FRAGMENTO SELECCIONADO ▸
####

La Divina Pastora de Almas de Málaga vivió una jornada histórica tras el magnífico acto de Coronación Canónica, en su procesión triunfal de regreso a Capuchinos. Miles de fieles desbordaron las calles de Málaga para acompañar en su primera procesión como reina coronada a la Virgen de la Divina Pastora. Un mar de pétalos, alfombras de romero y vítores envolvió la imagen en un ambiente de fervor y alegría.
El cortejo lo encabezada una cruz alzada escoltada por dos faroles. Detrás, un sinfín de representaciones de Cofradías de los cuatro puntos cardinales de Andalucía. Las hermandades de la Divina Pastora de Santa Marina, Capuchinos, Triana y Padre Pío de Sevilla, Cantillana, Jerez de la Frontera, San Fernando, Córdoba, Chiclana, Gójar, Motril y Cártama, así como la hermandad de la Virgen de los Rondeles de Casarabonela, hicieron acto de presencia para acompañar a su homónima en un recorrido plagado de acontecimientos memorables. No faltaron tampoco los guiones de las cofradías radicadas en la iglesia de la Divina Pastora y de las de su entorno. Hermandades como el Dulce Nombre, Prendimiento, Salesianos, Piedad, Crucifixión, Santa Cruz, Sangre y Salutación, así como la representación de las agrupaciones de Semana Santa y de las Glorias, la de los Santos Patronos y la Virgen de la Victoria hicieron latentes su presencia precediendo a una larga fila de hermanos de luz.

####

ENUNCIADO DE LA TAREA ▸ Prosigue la crónica de la procesión de la Divina Pastora de Almas de Málaga a partir de su última oración.

####

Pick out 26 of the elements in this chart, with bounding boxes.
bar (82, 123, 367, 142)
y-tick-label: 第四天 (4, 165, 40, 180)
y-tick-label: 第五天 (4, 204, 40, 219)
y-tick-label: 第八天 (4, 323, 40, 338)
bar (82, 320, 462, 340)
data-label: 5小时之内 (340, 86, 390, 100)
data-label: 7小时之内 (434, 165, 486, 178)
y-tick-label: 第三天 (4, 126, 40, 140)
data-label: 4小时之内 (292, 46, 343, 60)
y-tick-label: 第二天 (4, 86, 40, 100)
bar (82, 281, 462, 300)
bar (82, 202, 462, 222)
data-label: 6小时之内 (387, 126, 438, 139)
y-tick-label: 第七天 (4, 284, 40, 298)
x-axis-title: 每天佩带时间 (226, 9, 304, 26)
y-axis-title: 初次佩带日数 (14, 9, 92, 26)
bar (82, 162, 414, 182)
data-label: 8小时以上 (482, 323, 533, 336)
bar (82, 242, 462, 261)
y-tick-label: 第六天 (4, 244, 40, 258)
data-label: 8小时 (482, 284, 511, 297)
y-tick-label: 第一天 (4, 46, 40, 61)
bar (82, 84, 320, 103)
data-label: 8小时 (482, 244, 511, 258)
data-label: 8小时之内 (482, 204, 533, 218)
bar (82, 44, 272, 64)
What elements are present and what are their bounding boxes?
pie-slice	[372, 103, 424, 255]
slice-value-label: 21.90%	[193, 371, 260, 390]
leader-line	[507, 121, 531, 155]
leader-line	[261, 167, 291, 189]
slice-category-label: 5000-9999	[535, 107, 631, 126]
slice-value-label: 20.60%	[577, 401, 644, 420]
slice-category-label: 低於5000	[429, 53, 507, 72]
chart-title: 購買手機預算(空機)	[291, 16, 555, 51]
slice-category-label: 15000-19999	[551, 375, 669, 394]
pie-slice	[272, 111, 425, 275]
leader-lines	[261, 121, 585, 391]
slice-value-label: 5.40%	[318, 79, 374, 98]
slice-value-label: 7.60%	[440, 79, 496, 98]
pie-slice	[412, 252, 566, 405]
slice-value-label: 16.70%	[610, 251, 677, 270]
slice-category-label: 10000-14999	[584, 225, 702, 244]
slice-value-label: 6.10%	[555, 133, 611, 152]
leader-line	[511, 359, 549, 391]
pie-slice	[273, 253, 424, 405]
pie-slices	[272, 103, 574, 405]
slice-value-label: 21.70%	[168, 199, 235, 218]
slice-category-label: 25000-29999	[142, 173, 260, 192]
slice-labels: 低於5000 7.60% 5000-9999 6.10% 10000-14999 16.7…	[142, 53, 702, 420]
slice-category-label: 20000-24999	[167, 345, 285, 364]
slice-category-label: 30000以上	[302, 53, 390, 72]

####

RESPUESTA FINAL ▸
Y tras ellos, la Virgen. Con su nueva corona y un manto de coronación diseñado por Sebastián Marchante, confeccionado en hilo de oro y tisú de plata, aparecía la Pastora ataviada una mantilla de Bruselas, joyas donadas por diversas cofradías y un ramillete de nácar obsequiado por la Hermandad de la Pastora de Jerez, asentada sobre su trono, exornado con rosa y hortensias blancas a los sones de la banda de música Maestro Eloy García.
Momentos colmados de petaladas y sobre alfombras de romero, cobijada por banderas y banderolas, llegaba la Pastora a su barrio de Capuchinos para recibir todo tipo de halagos y vítores al son de sevillanas y cantes mientras avanzaba henchida de amor hacia el eterno desenlace que describía un barrio desbordado por su razón de ser más importante.